Part of a data file:
:::
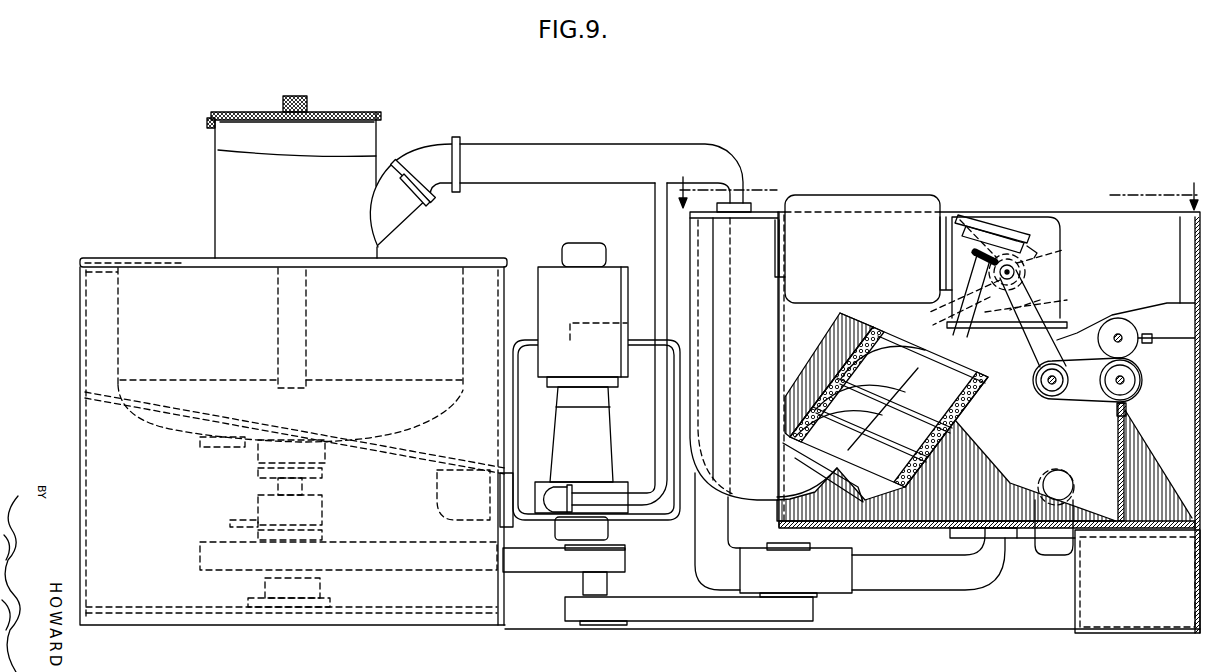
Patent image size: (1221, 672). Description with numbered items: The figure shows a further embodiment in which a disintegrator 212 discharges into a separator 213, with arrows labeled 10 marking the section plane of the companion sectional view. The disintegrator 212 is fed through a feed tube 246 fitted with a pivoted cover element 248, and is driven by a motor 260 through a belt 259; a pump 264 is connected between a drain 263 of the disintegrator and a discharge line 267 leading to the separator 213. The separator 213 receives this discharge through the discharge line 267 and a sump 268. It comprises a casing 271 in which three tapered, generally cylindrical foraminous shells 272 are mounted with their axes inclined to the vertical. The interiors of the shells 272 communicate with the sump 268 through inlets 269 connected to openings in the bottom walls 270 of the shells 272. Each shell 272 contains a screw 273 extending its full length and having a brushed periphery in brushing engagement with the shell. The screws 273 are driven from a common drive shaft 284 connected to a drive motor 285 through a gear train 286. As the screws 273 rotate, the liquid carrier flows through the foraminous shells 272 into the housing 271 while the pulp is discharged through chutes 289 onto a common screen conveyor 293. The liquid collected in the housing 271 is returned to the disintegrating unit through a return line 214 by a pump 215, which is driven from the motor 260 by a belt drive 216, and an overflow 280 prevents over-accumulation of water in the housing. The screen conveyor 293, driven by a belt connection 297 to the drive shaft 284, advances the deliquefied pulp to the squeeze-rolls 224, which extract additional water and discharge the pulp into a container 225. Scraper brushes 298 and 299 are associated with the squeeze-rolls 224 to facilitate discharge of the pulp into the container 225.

The section line 10- 10 is at (937, 200).
The disintegrator 212 is at (76, 303).
The separator 213 is at (771, 204).
The return line 214 is at (973, 578).
The pump 215 is at (822, 582).
The belt drive 216 is at (657, 606).
The squeeze-roll extractor 224 is at (1124, 328).
The container 225 is at (1163, 594).
The feed tube 246 is at (220, 193).
The pivoted cover element 248 is at (343, 112).
The belt 259 is at (550, 557).
The motor 260 is at (654, 424).
The drain 263 is at (440, 476).
The pump 264 is at (603, 300).
The discharge line 267 is at (734, 166).
The sump 268 is at (770, 440).
The inlets 269 is at (816, 523).
The bottom walls 270 is at (892, 523).
The casing 271 is at (1034, 503).
The foraminous shells 272 is at (965, 432).
The screws 273 is at (980, 407).
The overflow 280 is at (1064, 480).
The drive shaft 284 is at (1032, 265).
The drive motor 285 is at (886, 258).
The gear train 286 is at (1032, 226).
The chutes 289 is at (1040, 302).
The screen conveyor 293 is at (1090, 401).
The belt connection 297 is at (1025, 280).
The scraper brush 298 is at (1150, 345).
The scraper brush 299 is at (1128, 410).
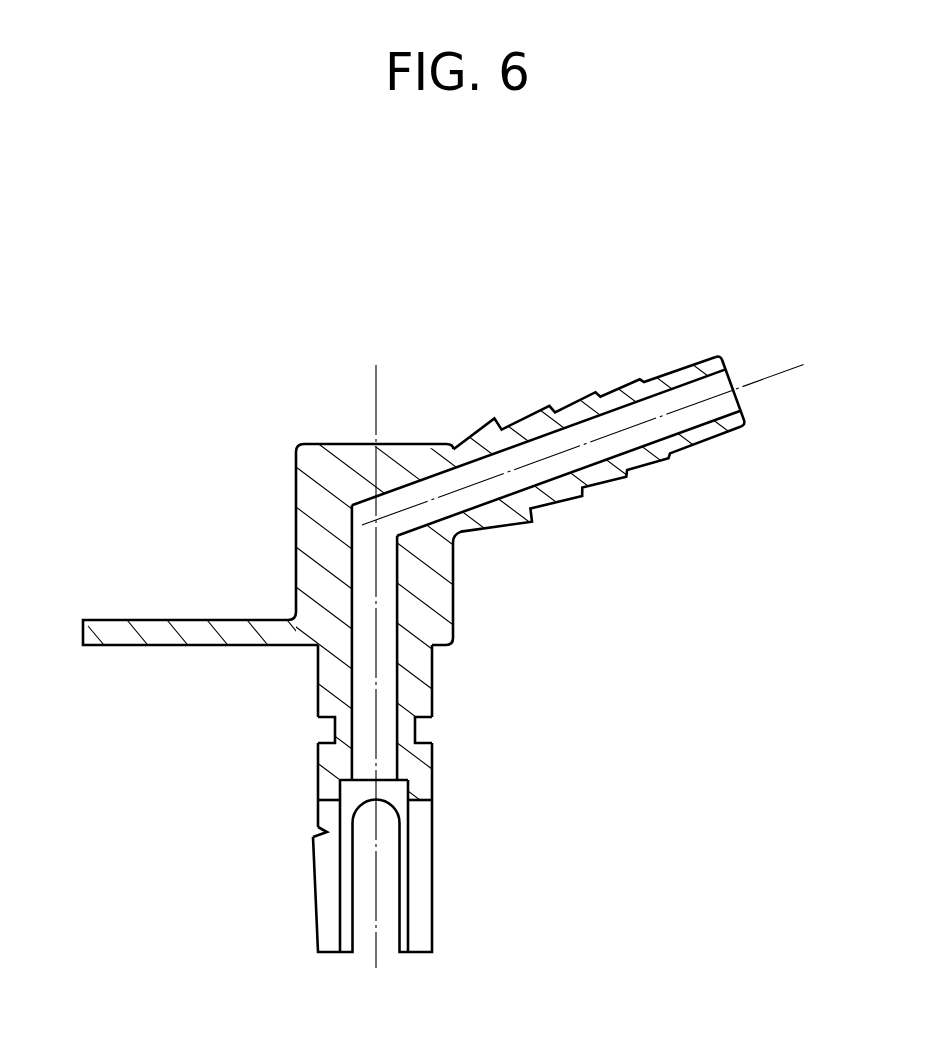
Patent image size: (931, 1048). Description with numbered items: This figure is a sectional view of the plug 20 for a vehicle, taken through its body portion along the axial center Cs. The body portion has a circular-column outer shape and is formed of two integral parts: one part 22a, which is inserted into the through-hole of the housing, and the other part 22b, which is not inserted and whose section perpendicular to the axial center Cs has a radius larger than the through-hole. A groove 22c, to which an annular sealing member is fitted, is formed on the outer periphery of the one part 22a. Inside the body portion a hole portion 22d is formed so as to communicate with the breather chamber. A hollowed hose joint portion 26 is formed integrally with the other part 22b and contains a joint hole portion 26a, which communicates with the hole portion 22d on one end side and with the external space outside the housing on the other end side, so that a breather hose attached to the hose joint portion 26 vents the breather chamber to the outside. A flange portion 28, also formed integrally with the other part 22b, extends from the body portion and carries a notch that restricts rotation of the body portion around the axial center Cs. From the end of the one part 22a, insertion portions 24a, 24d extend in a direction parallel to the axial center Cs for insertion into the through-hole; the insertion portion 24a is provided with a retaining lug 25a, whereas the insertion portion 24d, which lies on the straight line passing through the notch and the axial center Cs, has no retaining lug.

The plug 20 is at (560, 235).
The axial center Cs is at (377, 390).
The hose joint portion 26 is at (632, 393).
The joint hole portion 26a is at (707, 422).
The flange portion 28 is at (195, 635).
The other part of body portion 22b is at (410, 598).
The one part of body portion 22a is at (433, 706).
The groove 22c is at (420, 732).
The hole portion 22d is at (368, 753).
The insertion portion 24a is at (333, 933).
The insertion portion 24d is at (423, 933).
The retaining lug 25a is at (322, 845).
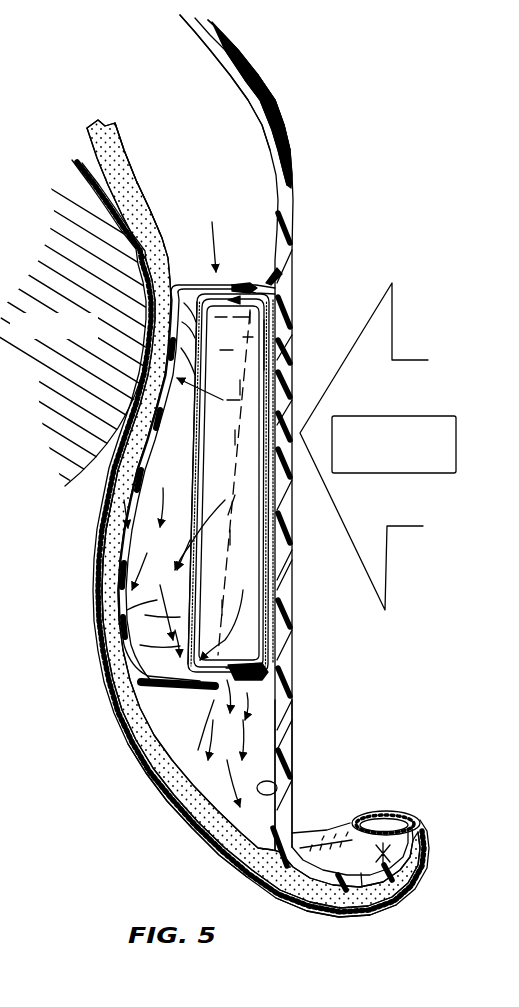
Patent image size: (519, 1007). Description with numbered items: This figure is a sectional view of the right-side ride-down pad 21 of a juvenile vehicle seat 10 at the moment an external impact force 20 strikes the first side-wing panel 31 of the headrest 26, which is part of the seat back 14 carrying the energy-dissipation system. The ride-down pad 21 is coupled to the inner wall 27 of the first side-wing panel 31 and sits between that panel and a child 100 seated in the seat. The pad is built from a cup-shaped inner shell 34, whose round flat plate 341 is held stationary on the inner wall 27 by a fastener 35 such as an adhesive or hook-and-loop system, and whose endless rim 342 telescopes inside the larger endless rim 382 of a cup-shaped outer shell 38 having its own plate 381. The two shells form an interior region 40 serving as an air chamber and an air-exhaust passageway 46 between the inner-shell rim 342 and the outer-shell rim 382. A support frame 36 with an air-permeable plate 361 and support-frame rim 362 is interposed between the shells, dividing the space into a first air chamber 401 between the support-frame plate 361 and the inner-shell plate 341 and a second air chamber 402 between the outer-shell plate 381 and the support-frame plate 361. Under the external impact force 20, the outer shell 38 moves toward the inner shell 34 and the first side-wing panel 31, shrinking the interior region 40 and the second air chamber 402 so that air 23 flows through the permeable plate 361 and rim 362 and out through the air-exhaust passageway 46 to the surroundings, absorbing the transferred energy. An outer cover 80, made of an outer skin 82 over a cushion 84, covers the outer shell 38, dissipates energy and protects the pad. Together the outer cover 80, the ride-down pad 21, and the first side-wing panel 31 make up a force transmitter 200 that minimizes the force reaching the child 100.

The juvenile vehicle seat 10 is at (272, 92).
The seat back 14 is at (299, 216).
The external impact force 20 is at (371, 416).
The right-side ride-down pad 21 is at (206, 235).
The air 23 is at (123, 502).
The headrest 26 is at (295, 146).
The inner wall 27 is at (276, 784).
The first side-wing panel 31 is at (292, 757).
The inner shell 34 is at (266, 673).
The fastener 35 is at (275, 318).
The support frame 36 is at (185, 596).
The outer shell 38 is at (140, 732).
The interior region 40 is at (143, 540).
The air-exhaust passageway 46 is at (285, 268).
The outer cover 80 is at (300, 920).
The outer skin 82 is at (80, 163).
The cushion 84 is at (101, 125).
The child 100 is at (88, 235).
The force transmitter 200 is at (196, 385).
The plate 341 is at (270, 370).
The endless rim 342 is at (252, 652).
The plate 361 is at (196, 483).
The support-frame rim 362 is at (270, 290).
The plate 381 is at (118, 563).
The endless rim 382 is at (172, 690).
The first air chamber 401 is at (250, 423).
The second air chamber 402 is at (150, 622).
:::
Reproduce all the entries above verbatim, leaving out the pictures.

- [Output for this task]:
Patent image size: (1221, 672). Description with numbered items: The figure shows a further embodiment in which a disintegrator 212 discharges into a separator 213, with arrows labeled 10 marking the section plane of the companion sectional view. The disintegrator 212 is fed through a feed tube 246 fitted with a pivoted cover element 248, and is driven by a motor 260 through a belt 259; a pump 264 is connected between a drain 263 of the disintegrator and a discharge line 267 leading to the separator 213. The separator 213 receives this discharge through the discharge line 267 and a sump 268. It comprises a casing 271 in which three tapered, generally cylindrical foraminous shells 272 are mounted with their axes inclined to the vertical. The interiors of the shells 272 communicate with the sump 268 through inlets 269 connected to openings in the bottom walls 270 of the shells 272. Each shell 272 contains a screw 273 extending its full length and having a brushed periphery in brushing engagement with the shell. The screws 273 are driven from a common drive shaft 284 connected to a drive motor 285 through a gear train 286. As the screws 273 rotate, the liquid carrier flows through the foraminous shells 272 into the housing 271 while the pulp is discharged through chutes 289 onto a common screen conveyor 293. The liquid collected in the housing 271 is returned to the disintegrating unit through a return line 214 by a pump 215, which is driven from the motor 260 by a belt drive 216, and an overflow 280 prevents over-accumulation of water in the housing. The screen conveyor 293, driven by a belt connection 297 to the drive shaft 284, advances the deliquefied pulp to the squeeze-rolls 224, which extract additional water and discharge the pulp into a container 225. Scraper brushes 298 and 299 are associated with the squeeze-rolls 224 to facilitate discharge of the pulp into the container 225.

The section line 10- 10 is at (937, 200).
The disintegrator 212 is at (76, 303).
The separator 213 is at (771, 204).
The return line 214 is at (973, 578).
The pump 215 is at (822, 582).
The belt drive 216 is at (657, 606).
The squeeze-roll extractor 224 is at (1124, 328).
The container 225 is at (1163, 594).
The feed tube 246 is at (220, 193).
The pivoted cover element 248 is at (343, 112).
The belt 259 is at (550, 557).
The motor 260 is at (654, 424).
The drain 263 is at (440, 476).
The pump 264 is at (603, 300).
The discharge line 267 is at (734, 166).
The sump 268 is at (770, 440).
The inlets 269 is at (816, 523).
The bottom walls 270 is at (892, 523).
The casing 271 is at (1034, 503).
The foraminous shells 272 is at (965, 432).
The screws 273 is at (980, 407).
The overflow 280 is at (1064, 480).
The drive shaft 284 is at (1032, 265).
The drive motor 285 is at (886, 258).
The gear train 286 is at (1032, 226).
The chutes 289 is at (1040, 302).
The screen conveyor 293 is at (1090, 401).
The belt connection 297 is at (1025, 280).
The scraper brush 298 is at (1150, 345).
The scraper brush 299 is at (1128, 410).
Patent image size: (931, 1048). Description with numbered items: This figure is a sectional view of the plug 20 for a vehicle, taken through its body portion along the axial center Cs. The body portion has a circular-column outer shape and is formed of two integral parts: one part 22a, which is inserted into the through-hole of the housing, and the other part 22b, which is not inserted and whose section perpendicular to the axial center Cs has a radius larger than the through-hole. A groove 22c, to which an annular sealing member is fitted, is formed on the outer periphery of the one part 22a. Inside the body portion a hole portion 22d is formed so as to communicate with the breather chamber. A hollowed hose joint portion 26 is formed integrally with the other part 22b and contains a joint hole portion 26a, which communicates with the hole portion 22d on one end side and with the external space outside the housing on the other end side, so that a breather hose attached to the hose joint portion 26 vents the breather chamber to the outside. A flange portion 28, also formed integrally with the other part 22b, extends from the body portion and carries a notch that restricts rotation of the body portion around the axial center Cs. From the end of the one part 22a, insertion portions 24a, 24d extend in a direction parallel to the axial center Cs for insertion into the through-hole; the insertion portion 24a is provided with a retaining lug 25a, whereas the insertion portion 24d, which lies on the straight line passing through the notch and the axial center Cs, has no retaining lug.

The plug 20 is at (560, 235).
The axial center Cs is at (377, 390).
The hose joint portion 26 is at (632, 393).
The joint hole portion 26a is at (707, 422).
The flange portion 28 is at (195, 635).
The other part of body portion 22b is at (410, 598).
The one part of body portion 22a is at (433, 706).
The groove 22c is at (420, 732).
The hole portion 22d is at (368, 753).
The insertion portion 24a is at (333, 933).
The insertion portion 24d is at (423, 933).
The retaining lug 25a is at (322, 845).
Patent image size: (519, 1007). Description with numbered items: This figure is a sectional view of the right-side ride-down pad 21 of a juvenile vehicle seat 10 at the moment an external impact force 20 strikes the first side-wing panel 31 of the headrest 26, which is part of the seat back 14 carrying the energy-dissipation system. The ride-down pad 21 is coupled to the inner wall 27 of the first side-wing panel 31 and sits between that panel and a child 100 seated in the seat. The pad is built from a cup-shaped inner shell 34, whose round flat plate 341 is held stationary on the inner wall 27 by a fastener 35 such as an adhesive or hook-and-loop system, and whose endless rim 342 telescopes inside the larger endless rim 382 of a cup-shaped outer shell 38 having its own plate 381. The two shells form an interior region 40 serving as an air chamber and an air-exhaust passageway 46 between the inner-shell rim 342 and the outer-shell rim 382. A support frame 36 with an air-permeable plate 361 and support-frame rim 362 is interposed between the shells, dividing the space into a first air chamber 401 between the support-frame plate 361 and the inner-shell plate 341 and a second air chamber 402 between the outer-shell plate 381 and the support-frame plate 361. Under the external impact force 20, the outer shell 38 moves toward the inner shell 34 and the first side-wing panel 31, shrinking the interior region 40 and the second air chamber 402 so that air 23 flows through the permeable plate 361 and rim 362 and out through the air-exhaust passageway 46 to the surroundings, absorbing the transferred energy. An outer cover 80, made of an outer skin 82 over a cushion 84, covers the outer shell 38, dissipates energy and protects the pad. Together the outer cover 80, the ride-down pad 21, and the first side-wing panel 31 make up a force transmitter 200 that minimizes the force reaching the child 100.

The juvenile vehicle seat 10 is at (272, 92).
The seat back 14 is at (299, 216).
The external impact force 20 is at (371, 416).
The right-side ride-down pad 21 is at (206, 235).
The air 23 is at (123, 502).
The headrest 26 is at (295, 146).
The inner wall 27 is at (276, 784).
The first side-wing panel 31 is at (292, 757).
The inner shell 34 is at (266, 673).
The fastener 35 is at (275, 318).
The support frame 36 is at (185, 596).
The outer shell 38 is at (140, 732).
The interior region 40 is at (143, 540).
The air-exhaust passageway 46 is at (285, 268).
The outer cover 80 is at (300, 920).
The outer skin 82 is at (80, 163).
The cushion 84 is at (101, 125).
The child 100 is at (88, 235).
The force transmitter 200 is at (196, 385).
The plate 341 is at (270, 370).
The endless rim 342 is at (252, 652).
The plate 361 is at (196, 483).
The support-frame rim 362 is at (270, 290).
The plate 381 is at (118, 563).
The endless rim 382 is at (172, 690).
The first air chamber 401 is at (250, 423).
The second air chamber 402 is at (150, 622).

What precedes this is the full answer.